Information supplied:
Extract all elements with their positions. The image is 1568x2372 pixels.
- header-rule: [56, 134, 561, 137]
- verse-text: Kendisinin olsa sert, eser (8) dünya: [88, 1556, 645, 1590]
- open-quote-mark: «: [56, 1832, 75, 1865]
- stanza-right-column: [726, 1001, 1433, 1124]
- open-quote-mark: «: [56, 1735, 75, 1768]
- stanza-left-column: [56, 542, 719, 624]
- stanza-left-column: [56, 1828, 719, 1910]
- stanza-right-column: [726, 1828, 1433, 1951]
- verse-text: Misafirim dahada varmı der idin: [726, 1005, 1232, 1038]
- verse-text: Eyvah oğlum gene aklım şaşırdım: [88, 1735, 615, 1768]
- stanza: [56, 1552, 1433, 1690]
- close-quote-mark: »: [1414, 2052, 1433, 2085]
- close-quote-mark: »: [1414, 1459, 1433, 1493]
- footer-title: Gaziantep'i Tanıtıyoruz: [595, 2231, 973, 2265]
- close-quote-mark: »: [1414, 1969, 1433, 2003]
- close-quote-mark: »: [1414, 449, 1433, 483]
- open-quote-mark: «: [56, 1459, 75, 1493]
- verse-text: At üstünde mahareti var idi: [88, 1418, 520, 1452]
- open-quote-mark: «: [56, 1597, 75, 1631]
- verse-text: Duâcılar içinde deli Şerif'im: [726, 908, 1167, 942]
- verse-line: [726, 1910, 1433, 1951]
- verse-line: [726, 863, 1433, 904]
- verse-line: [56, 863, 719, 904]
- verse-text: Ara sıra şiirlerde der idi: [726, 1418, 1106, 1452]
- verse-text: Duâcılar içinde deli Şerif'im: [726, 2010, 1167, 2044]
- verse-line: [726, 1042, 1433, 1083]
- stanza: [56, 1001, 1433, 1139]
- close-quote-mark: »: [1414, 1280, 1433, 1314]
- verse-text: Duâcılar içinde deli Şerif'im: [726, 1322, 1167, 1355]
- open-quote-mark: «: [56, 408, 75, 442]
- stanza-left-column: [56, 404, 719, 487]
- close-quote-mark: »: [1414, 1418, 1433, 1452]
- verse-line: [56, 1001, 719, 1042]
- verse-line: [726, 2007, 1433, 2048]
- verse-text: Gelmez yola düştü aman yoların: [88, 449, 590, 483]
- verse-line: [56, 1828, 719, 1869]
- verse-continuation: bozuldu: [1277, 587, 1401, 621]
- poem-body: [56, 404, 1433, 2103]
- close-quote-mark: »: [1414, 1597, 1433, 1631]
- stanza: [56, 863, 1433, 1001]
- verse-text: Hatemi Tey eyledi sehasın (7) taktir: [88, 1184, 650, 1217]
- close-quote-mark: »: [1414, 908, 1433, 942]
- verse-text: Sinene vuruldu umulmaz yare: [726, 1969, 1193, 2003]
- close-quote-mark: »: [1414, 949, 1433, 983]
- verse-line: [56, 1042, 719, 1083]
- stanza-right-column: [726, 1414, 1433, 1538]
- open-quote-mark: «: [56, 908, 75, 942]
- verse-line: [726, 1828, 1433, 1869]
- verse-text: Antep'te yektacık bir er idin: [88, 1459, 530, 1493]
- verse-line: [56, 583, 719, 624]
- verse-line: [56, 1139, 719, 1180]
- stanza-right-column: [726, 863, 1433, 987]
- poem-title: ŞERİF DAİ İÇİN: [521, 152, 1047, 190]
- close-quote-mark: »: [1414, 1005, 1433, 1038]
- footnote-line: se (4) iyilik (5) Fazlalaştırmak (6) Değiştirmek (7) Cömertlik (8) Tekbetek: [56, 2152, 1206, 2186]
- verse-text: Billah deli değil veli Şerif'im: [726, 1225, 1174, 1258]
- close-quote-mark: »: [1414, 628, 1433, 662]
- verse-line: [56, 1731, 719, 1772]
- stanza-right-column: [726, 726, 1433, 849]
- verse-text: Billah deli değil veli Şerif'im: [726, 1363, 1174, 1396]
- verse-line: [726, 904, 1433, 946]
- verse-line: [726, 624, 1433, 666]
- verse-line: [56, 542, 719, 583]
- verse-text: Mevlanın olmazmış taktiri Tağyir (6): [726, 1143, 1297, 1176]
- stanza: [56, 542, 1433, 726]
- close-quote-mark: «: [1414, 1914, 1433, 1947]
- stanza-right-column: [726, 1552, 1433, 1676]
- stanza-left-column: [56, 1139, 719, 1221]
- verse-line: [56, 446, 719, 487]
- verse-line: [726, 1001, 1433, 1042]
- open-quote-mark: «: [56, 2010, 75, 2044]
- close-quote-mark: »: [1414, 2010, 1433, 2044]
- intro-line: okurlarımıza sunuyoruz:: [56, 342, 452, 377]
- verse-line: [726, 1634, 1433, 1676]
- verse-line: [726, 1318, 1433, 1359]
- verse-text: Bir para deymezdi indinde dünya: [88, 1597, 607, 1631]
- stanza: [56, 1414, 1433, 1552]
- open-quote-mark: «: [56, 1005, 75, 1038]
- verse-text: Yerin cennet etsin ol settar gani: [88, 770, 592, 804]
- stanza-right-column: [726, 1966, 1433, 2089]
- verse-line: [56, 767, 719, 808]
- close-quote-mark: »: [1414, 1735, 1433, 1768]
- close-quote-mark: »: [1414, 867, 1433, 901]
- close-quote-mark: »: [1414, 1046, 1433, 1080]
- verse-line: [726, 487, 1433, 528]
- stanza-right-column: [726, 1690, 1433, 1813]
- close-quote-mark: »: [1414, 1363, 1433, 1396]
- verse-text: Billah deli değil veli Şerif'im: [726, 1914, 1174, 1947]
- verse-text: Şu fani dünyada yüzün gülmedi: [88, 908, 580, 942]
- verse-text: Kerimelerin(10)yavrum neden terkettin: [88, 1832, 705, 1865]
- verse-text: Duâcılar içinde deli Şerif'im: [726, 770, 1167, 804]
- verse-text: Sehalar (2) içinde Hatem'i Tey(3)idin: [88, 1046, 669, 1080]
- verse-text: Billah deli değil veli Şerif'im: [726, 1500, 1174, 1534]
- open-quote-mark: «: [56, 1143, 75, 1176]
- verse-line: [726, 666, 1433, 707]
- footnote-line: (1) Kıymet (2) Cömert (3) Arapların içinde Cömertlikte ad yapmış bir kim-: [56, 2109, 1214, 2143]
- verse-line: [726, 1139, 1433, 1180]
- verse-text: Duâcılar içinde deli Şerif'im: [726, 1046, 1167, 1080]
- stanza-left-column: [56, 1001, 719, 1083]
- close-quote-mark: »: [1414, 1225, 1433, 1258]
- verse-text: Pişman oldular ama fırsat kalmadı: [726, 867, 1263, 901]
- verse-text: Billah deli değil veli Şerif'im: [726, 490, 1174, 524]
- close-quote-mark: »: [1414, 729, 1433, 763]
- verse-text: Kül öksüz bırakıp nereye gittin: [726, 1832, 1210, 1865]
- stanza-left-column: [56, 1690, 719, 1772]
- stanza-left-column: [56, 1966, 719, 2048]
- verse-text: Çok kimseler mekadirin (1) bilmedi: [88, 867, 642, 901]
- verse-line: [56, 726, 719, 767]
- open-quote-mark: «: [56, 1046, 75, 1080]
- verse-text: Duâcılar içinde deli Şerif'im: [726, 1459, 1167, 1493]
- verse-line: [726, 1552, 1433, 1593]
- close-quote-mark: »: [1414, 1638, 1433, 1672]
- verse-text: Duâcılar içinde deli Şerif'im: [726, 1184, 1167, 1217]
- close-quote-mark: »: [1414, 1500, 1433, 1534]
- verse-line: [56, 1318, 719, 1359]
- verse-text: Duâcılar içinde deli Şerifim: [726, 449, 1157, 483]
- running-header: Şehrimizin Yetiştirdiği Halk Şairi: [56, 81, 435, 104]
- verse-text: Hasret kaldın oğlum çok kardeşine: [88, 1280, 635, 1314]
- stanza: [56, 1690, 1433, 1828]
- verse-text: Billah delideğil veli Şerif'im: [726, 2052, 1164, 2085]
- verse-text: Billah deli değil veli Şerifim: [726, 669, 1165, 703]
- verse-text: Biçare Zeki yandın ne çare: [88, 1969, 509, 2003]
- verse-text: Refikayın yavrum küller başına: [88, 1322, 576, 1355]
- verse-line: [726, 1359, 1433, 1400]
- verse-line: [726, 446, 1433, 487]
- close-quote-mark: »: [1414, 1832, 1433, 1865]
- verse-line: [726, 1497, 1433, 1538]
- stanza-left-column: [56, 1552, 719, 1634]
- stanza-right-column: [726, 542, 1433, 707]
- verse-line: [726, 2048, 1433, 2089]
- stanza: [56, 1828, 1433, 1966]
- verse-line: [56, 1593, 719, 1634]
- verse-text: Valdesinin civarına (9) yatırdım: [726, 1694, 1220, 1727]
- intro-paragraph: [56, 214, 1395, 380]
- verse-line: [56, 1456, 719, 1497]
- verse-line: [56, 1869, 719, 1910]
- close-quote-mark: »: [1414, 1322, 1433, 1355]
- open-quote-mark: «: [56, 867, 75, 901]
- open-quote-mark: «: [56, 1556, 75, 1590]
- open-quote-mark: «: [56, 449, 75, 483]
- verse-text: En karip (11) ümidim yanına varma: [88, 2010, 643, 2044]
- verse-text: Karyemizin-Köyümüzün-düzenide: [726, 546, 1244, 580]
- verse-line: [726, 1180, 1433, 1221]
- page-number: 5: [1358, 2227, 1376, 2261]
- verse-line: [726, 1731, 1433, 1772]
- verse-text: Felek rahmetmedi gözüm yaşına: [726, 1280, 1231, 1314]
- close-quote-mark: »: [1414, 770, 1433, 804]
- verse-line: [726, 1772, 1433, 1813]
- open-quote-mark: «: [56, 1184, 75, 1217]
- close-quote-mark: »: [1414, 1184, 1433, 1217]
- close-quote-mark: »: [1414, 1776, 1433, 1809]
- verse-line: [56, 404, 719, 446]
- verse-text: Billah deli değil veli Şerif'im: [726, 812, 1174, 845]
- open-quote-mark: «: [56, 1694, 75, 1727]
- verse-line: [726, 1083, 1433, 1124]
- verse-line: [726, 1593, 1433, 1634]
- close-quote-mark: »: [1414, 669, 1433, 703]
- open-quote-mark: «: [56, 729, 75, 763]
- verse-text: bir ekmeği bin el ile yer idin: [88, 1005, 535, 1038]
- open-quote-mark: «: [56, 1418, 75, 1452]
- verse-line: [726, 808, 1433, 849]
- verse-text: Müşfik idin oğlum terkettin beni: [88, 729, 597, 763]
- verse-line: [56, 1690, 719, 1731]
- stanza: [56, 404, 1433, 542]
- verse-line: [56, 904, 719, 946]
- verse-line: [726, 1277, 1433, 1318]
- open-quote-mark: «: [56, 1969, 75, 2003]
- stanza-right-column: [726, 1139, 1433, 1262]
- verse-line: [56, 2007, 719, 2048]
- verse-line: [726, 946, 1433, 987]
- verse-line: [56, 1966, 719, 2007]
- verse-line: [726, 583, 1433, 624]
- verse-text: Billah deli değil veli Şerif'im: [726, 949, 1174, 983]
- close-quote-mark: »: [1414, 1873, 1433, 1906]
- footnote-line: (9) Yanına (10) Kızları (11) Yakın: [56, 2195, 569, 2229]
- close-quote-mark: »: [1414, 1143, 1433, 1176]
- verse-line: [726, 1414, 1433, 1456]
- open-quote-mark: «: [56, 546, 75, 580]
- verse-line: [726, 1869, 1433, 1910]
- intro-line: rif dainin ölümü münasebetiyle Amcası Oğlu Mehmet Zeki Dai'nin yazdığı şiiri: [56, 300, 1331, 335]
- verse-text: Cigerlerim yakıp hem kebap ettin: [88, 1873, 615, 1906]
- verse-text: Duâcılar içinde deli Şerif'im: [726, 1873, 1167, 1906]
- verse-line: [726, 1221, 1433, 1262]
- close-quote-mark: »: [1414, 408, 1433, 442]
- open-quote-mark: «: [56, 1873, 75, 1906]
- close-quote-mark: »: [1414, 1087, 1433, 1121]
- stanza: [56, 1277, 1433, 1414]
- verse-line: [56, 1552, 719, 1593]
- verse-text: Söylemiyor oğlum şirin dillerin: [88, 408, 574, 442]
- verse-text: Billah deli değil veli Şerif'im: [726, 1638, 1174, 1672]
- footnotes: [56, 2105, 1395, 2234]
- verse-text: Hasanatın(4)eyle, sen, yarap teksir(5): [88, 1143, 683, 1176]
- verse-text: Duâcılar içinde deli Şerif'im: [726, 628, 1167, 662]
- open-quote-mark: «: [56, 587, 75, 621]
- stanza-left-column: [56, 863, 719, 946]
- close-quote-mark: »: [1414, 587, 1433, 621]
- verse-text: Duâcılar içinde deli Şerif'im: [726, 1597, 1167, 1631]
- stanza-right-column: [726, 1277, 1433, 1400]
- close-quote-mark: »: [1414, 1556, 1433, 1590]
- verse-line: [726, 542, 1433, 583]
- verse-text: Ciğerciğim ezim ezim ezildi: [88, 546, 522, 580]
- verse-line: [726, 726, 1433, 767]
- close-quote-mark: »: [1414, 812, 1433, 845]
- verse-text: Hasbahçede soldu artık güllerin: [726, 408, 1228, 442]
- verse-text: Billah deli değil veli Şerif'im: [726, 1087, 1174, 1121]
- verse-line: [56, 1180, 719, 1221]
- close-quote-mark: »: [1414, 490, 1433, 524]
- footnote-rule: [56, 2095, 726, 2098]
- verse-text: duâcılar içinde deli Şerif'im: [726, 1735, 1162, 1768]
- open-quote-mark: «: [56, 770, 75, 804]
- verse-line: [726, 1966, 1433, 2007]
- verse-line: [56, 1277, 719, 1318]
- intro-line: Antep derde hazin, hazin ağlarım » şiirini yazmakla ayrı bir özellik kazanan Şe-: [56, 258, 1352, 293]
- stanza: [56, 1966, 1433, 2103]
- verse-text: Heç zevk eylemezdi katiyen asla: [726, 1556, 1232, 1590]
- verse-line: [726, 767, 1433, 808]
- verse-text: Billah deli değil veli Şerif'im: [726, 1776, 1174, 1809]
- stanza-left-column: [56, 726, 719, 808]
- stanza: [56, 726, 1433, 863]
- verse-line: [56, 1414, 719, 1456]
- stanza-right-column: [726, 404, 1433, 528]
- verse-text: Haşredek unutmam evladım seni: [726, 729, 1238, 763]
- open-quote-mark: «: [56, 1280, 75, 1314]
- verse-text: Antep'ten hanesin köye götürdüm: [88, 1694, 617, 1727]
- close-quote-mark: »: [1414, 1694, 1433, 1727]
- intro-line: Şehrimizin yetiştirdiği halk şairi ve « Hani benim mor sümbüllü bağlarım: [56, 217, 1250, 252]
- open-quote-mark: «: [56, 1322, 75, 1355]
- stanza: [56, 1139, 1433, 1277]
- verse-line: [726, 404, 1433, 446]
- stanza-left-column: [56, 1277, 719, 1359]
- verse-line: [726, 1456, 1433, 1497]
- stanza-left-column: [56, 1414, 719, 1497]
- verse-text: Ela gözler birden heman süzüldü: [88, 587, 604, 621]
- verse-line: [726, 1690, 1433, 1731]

Exercise description: Report every line containing the word "header" from the listing above.

Response below:
- header-rule: [56, 134, 561, 137]
- running-header: Şehrimizin Yetiştirdiği Halk Şairi: [56, 81, 435, 104]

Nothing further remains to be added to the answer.